# SET EXERCISE
Below are the entries; count the lines in them that contain the word "Zahlungseingänge" and give only the number.

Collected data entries
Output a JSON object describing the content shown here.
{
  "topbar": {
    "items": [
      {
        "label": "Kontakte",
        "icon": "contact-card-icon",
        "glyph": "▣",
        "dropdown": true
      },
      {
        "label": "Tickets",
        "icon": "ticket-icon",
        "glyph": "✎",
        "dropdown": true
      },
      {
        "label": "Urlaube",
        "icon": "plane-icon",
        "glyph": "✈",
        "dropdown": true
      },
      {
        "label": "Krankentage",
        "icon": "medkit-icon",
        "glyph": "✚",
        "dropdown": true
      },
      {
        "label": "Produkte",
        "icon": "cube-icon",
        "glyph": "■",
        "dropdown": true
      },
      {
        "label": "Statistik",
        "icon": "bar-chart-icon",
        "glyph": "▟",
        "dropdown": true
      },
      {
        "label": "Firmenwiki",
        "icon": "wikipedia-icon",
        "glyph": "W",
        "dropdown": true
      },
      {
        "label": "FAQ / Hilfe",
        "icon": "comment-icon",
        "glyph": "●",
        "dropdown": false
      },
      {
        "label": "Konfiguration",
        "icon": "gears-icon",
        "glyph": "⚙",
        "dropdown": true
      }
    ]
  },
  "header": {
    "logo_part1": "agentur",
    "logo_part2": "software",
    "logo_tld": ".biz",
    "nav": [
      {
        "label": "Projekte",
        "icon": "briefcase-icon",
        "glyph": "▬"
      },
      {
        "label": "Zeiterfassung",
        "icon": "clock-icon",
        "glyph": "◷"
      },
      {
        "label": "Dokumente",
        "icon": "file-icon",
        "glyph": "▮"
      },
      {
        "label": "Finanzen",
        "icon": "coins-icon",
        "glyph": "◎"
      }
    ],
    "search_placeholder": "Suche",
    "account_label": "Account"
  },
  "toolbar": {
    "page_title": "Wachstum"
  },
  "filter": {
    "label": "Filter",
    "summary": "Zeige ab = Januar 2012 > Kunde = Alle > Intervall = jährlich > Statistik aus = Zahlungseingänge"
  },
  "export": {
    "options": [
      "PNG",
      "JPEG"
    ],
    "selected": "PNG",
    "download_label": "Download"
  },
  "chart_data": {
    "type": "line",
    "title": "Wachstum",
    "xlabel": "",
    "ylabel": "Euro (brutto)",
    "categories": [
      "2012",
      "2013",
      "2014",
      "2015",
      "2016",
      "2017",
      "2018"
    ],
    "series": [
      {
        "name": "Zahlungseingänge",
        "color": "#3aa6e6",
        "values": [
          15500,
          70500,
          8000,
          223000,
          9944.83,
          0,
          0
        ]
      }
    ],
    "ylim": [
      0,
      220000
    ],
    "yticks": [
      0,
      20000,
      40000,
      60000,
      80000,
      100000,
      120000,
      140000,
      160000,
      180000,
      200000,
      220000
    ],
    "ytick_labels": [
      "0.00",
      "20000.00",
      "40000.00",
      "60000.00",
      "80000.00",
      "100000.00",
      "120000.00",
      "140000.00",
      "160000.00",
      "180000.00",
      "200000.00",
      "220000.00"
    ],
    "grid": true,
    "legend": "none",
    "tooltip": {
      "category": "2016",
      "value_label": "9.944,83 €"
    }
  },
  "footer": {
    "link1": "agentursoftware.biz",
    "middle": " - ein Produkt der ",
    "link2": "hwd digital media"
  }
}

# TASK SOLUTION
2